*** Excerpted records

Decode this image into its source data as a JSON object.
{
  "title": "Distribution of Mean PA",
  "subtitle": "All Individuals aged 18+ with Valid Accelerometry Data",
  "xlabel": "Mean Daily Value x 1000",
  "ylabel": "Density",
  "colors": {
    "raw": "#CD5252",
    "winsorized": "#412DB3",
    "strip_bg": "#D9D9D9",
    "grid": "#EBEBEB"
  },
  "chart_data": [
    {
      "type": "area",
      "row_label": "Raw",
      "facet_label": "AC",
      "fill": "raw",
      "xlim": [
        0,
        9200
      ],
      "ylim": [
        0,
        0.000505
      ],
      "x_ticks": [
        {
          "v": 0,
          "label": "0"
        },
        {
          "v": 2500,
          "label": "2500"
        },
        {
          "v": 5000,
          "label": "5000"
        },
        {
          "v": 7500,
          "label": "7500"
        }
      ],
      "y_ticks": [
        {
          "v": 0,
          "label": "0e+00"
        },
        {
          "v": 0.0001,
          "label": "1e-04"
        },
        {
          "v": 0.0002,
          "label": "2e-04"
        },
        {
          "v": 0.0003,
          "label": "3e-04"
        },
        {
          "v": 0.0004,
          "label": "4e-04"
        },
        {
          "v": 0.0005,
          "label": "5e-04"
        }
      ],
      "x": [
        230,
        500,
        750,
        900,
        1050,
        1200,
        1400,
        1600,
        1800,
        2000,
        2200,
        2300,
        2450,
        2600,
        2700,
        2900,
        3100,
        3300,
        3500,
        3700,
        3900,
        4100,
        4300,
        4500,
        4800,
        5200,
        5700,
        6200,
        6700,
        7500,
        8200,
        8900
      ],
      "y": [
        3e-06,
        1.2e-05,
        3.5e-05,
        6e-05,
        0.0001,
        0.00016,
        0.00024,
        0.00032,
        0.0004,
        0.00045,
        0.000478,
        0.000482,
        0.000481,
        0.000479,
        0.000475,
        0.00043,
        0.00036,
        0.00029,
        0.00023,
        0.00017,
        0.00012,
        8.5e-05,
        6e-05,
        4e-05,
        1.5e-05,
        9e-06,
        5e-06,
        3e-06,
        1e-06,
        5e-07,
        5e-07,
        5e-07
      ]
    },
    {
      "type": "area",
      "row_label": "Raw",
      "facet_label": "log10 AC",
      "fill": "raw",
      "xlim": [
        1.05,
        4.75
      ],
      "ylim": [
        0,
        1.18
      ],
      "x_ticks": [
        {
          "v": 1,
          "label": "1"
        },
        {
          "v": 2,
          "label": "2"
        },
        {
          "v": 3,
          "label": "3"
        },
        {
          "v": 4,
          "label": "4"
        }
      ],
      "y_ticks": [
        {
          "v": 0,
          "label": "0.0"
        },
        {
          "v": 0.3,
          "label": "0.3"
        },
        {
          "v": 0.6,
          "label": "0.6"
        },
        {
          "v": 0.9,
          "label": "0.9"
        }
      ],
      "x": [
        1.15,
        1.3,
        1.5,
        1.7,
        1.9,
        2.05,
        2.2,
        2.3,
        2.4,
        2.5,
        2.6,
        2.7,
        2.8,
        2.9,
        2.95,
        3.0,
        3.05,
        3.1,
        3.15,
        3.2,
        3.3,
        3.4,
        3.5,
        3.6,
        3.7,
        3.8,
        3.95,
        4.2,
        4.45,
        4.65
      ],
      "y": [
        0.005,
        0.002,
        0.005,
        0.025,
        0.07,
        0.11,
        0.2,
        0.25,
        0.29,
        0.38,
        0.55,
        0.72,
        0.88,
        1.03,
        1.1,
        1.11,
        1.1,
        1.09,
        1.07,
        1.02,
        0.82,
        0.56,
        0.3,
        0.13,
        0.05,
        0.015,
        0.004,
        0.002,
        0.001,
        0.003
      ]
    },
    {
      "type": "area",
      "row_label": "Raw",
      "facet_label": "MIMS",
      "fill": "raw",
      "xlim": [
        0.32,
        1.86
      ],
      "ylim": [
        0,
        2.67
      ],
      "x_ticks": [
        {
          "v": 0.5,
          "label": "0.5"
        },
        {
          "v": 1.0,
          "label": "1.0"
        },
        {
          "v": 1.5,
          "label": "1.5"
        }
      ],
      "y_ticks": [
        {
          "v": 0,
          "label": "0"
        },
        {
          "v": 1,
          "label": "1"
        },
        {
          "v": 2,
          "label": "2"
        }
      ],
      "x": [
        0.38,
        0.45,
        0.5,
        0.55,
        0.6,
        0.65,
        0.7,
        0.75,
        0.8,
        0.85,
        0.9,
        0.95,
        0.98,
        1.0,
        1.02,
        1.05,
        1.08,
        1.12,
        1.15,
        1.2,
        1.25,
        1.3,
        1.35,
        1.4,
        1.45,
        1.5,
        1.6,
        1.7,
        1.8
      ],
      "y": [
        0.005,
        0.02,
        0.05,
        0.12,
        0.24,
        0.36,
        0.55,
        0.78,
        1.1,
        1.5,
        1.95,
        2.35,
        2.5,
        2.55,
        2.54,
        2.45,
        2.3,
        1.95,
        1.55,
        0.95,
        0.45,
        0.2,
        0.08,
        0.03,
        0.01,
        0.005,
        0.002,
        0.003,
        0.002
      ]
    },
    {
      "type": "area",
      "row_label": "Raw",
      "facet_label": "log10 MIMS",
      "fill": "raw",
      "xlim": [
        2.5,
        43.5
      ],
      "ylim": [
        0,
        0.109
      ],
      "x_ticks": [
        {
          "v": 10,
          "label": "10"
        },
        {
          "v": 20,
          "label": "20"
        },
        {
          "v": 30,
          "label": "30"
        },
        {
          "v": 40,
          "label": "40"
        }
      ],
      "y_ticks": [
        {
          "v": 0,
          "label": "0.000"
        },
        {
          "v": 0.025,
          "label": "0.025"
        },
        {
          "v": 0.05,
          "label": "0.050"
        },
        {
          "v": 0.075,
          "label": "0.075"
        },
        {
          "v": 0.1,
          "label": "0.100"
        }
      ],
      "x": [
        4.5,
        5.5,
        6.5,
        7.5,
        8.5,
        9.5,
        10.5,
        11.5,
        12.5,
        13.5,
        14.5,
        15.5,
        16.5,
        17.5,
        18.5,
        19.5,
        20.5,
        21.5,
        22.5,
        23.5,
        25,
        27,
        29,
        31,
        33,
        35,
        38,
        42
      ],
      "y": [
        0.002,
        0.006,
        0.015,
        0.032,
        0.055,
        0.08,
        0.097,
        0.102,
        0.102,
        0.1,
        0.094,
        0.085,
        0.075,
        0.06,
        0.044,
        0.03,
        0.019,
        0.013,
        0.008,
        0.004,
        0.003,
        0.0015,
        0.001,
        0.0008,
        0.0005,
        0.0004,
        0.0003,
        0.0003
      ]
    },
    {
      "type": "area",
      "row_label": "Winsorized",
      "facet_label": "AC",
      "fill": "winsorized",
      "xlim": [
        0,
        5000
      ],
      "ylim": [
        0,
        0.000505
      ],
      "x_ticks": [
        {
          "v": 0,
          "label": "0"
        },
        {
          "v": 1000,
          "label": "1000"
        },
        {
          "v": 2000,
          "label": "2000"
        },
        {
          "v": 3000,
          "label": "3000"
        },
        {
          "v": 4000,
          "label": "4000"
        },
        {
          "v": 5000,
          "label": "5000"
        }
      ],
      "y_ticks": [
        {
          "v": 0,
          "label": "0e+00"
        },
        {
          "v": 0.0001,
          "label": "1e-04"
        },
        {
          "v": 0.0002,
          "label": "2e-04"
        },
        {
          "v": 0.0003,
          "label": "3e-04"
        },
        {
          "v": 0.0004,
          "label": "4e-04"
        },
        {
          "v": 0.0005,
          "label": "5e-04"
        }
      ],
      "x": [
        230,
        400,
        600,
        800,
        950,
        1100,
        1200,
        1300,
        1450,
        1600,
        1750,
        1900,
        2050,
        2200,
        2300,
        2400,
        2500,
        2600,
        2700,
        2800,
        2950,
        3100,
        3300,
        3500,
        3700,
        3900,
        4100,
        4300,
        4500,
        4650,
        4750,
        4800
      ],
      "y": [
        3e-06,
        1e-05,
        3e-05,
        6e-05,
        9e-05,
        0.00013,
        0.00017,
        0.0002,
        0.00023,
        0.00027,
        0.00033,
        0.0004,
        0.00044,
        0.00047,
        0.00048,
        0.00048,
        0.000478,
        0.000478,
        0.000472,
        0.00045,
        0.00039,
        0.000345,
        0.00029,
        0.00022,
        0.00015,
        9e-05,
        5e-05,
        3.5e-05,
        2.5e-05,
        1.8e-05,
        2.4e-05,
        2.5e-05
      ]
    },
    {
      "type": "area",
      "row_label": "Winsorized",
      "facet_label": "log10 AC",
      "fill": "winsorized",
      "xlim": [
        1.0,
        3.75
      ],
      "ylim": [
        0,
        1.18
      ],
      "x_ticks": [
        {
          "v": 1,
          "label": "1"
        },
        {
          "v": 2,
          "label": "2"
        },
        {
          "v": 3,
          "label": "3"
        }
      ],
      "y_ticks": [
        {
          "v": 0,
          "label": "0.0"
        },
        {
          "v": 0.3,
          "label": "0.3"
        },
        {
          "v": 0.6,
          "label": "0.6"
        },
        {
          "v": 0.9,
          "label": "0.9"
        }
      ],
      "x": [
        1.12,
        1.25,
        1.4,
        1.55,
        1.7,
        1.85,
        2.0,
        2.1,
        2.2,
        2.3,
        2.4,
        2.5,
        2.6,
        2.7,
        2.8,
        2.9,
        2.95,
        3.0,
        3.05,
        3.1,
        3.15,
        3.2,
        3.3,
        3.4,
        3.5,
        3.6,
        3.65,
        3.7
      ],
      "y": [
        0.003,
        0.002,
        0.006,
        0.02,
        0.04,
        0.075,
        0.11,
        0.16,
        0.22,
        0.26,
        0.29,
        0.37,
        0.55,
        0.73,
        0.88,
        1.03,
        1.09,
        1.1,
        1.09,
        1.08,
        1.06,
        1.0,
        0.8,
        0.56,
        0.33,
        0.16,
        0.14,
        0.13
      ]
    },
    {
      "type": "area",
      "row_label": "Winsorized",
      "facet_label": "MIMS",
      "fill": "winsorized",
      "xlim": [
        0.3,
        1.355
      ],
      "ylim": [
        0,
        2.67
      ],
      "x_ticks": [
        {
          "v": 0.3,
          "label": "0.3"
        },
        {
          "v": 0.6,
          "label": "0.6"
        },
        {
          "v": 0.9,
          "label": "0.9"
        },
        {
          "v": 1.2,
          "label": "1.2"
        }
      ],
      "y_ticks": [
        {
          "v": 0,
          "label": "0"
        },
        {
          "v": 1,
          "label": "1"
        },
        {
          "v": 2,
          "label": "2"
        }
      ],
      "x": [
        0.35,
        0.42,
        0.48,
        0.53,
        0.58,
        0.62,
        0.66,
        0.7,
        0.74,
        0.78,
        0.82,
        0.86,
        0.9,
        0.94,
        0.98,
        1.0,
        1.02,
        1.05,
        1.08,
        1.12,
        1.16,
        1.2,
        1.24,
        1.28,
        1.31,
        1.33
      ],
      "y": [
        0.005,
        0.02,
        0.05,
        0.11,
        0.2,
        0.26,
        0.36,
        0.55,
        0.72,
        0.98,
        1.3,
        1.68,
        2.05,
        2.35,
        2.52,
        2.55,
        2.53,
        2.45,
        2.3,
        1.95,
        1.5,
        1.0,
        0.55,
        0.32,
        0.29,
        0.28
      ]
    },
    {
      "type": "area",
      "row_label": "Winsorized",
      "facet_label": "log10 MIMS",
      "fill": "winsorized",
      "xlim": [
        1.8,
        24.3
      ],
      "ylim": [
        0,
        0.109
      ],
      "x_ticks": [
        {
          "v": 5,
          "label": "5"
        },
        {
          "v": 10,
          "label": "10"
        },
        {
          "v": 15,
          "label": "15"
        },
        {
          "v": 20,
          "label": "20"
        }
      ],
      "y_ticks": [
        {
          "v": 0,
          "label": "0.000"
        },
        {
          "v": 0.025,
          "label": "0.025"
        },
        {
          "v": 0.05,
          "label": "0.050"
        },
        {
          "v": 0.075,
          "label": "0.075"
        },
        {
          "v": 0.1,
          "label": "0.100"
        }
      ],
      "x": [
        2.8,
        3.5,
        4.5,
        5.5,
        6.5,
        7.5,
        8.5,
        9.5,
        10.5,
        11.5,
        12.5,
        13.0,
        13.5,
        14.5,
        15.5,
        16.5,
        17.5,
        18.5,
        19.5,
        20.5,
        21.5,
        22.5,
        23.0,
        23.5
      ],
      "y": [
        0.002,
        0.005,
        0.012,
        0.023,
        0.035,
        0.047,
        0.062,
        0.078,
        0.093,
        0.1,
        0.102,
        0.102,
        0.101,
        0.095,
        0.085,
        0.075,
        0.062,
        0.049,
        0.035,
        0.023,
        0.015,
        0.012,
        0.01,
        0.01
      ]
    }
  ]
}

******

*Request*
Find "Mean". Copy every line it occurs in.

*Answer to this exercise*
  "title": "Distribution of Mean PA",
  "xlabel": "Mean Daily Value x 1000",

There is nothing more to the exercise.